→ What you are asked to do
Below is a set of records; print all of them exactly as written.

[Start of Material provided]

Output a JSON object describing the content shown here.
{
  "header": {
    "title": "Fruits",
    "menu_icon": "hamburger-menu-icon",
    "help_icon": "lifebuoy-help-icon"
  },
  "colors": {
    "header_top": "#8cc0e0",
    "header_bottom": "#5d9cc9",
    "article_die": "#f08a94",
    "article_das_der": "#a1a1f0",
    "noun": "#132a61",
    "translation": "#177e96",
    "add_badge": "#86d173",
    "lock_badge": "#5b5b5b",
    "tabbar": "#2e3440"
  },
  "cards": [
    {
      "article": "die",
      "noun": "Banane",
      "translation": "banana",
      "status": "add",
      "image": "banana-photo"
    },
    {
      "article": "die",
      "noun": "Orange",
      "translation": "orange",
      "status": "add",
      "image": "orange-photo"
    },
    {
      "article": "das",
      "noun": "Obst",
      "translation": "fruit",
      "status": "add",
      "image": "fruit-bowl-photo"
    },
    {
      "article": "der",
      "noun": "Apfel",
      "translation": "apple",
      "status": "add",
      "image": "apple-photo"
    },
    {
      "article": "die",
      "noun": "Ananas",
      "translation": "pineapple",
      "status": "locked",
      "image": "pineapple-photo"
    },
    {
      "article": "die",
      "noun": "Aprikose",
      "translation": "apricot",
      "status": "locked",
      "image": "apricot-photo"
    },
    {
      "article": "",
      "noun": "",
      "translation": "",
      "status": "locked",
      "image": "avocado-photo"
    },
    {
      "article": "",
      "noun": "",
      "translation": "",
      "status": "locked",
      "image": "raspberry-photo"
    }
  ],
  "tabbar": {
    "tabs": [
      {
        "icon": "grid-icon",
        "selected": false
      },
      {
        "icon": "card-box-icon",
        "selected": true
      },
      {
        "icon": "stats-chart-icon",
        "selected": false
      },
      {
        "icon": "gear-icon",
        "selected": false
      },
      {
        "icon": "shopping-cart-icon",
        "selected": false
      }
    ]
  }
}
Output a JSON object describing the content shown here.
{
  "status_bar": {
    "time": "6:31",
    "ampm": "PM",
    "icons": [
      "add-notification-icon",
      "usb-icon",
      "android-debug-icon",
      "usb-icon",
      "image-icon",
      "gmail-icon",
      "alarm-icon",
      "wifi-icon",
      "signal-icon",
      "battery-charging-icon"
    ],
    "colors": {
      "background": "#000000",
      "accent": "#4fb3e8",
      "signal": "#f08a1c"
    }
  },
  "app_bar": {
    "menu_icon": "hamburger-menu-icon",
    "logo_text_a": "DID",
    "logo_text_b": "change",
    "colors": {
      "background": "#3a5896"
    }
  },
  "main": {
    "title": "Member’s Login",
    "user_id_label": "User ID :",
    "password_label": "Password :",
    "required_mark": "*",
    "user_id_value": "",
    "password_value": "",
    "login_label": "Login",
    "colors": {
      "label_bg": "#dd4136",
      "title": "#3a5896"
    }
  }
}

[End of Material provided]

→ Task response
Output a JSON object describing the content shown here.
{
  "header": {
    "title": "Fruits",
    "menu_icon": "hamburger-menu-icon",
    "help_icon": "lifebuoy-help-icon"
  },
  "colors": {
    "header_top": "#8cc0e0",
    "header_bottom": "#5d9cc9",
    "article_die": "#f08a94",
    "article_das_der": "#a1a1f0",
    "noun": "#132a61",
    "translation": "#177e96",
    "add_badge": "#86d173",
    "lock_badge": "#5b5b5b",
    "tabbar": "#2e3440"
  },
  "cards": [
    {
      "article": "die",
      "noun": "Banane",
      "translation": "banana",
      "status": "add",
      "image": "banana-photo"
    },
    {
      "article": "die",
      "noun": "Orange",
      "translation": "orange",
      "status": "add",
      "image": "orange-photo"
    },
    {
      "article": "das",
      "noun": "Obst",
      "translation": "fruit",
      "status": "add",
      "image": "fruit-bowl-photo"
    },
    {
      "article": "der",
      "noun": "Apfel",
      "translation": "apple",
      "status": "add",
      "image": "apple-photo"
    },
    {
      "article": "die",
      "noun": "Ananas",
      "translation": "pineapple",
      "status": "locked",
      "image": "pineapple-photo"
    },
    {
      "article": "die",
      "noun": "Aprikose",
      "translation": "apricot",
      "status": "locked",
      "image": "apricot-photo"
    },
    {
      "article": "",
      "noun": "",
      "translation": "",
      "status": "locked",
      "image": "avocado-photo"
    },
    {
      "article": "",
      "noun": "",
      "translation": "",
      "status": "locked",
      "image": "raspberry-photo"
    }
  ],
  "tabbar": {
    "tabs": [
      {
        "icon": "grid-icon",
        "selected": false
      },
      {
        "icon": "card-box-icon",
        "selected": true
      },
      {
        "icon": "stats-chart-icon",
        "selected": false
      },
      {
        "icon": "gear-icon",
        "selected": false
      },
      {
        "icon": "shopping-cart-icon",
        "selected": false
      }
    ]
  }
}
Output a JSON object describing the content shown here.
{
  "status_bar": {
    "time": "6:31",
    "ampm": "PM",
    "icons": [
      "add-notification-icon",
      "usb-icon",
      "android-debug-icon",
      "usb-icon",
      "image-icon",
      "gmail-icon",
      "alarm-icon",
      "wifi-icon",
      "signal-icon",
      "battery-charging-icon"
    ],
    "colors": {
      "background": "#000000",
      "accent": "#4fb3e8",
      "signal": "#f08a1c"
    }
  },
  "app_bar": {
    "menu_icon": "hamburger-menu-icon",
    "logo_text_a": "DID",
    "logo_text_b": "change",
    "colors": {
      "background": "#3a5896"
    }
  },
  "main": {
    "title": "Member’s Login",
    "user_id_label": "User ID :",
    "password_label": "Password :",
    "required_mark": "*",
    "user_id_value": "",
    "password_value": "",
    "login_label": "Login",
    "colors": {
      "label_bg": "#dd4136",
      "title": "#3a5896"
    }
  }
}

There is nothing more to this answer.